### Set problem
Collect every line in the records below that contains the word "cette".

### Input records
§

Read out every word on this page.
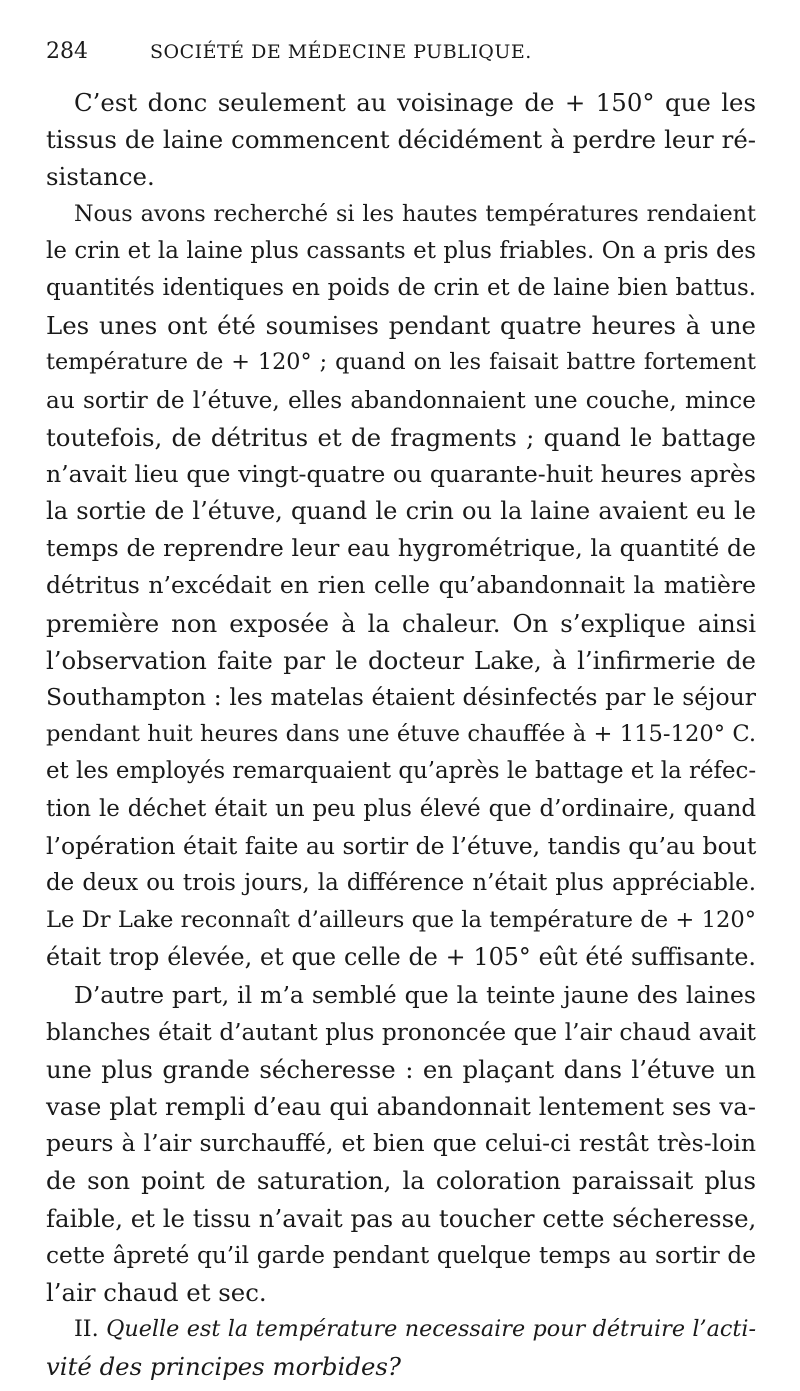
284	SOCIÉTÉ DE MÉDECINE PUBLIQUE.
C’est donc seulement au voisinage de + 150° que les
tissus de laine commencent décidément à perdre leur ré-
sistance.
Nous avons recherché si les hautes températures rendaient
le crin et la laine plus cassants et plus friables. On a pris des
quantités identiques en poids de crin et de laine bien battus.
Les unes ont été soumises pendant quatre heures à une
température de + 120° ; quand on les faisait battre fortement
au sortir de l’étuve, elles abandonnaient une couche, mince
toutefois, de détritus et de fragments ; quand le battage
n’avait lieu que vingt-quatre ou quarante-huit heures après
la sortie de l’étuve, quand le crin ou la laine avaient eu le
temps de reprendre leur eau hygrométrique, la quantité de
détritus n’excédait en rien celle qu’abandonnait la matière
première non exposée à la chaleur. On s’explique ainsi
l’observation faite par le docteur Lake, à l’infirmerie de
Southampton : les matelas étaient désinfectés par le séjour
pendant huit heures dans une étuve chauffée à + 115-120° C.
et les employés remarquaient qu’après le battage et la réfec-
tion le déchet était un peu plus élevé que d’ordinaire, quand
l’opération était faite au sortir de l’étuve, tandis qu’au bout
de deux ou trois jours, la différence n’était plus appréciable.
Le Dr Lake reconnaît d’ailleurs que la température de + 120°
était trop élevée, et que celle de + 105° eût été suffisante.
D’autre part, il m’a semblé que la teinte jaune des laines
blanches était d’autant plus prononcée que l’air chaud avait
une plus grande sécheresse : en plaçant dans l’étuve un
vase plat rempli d’eau qui abandonnait lentement ses va-
peurs à l’air surchauffé, et bien que celui-ci restât très-loin
de son point de saturation, la coloration paraissait plus
faible, et le tissu n’avait pas au toucher cette sécheresse,
cette âpreté qu’il garde pendant quelque temps au sortir de
l’air chaud et sec.
II. Quelle est la température necessaire pour détruire l’acti-
vité des principes morbides?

§

### Written answer
faible, et le tissu n’avait pas au toucher cette sécheresse,
cette âpreté qu’il garde pendant quelque temps au sortir de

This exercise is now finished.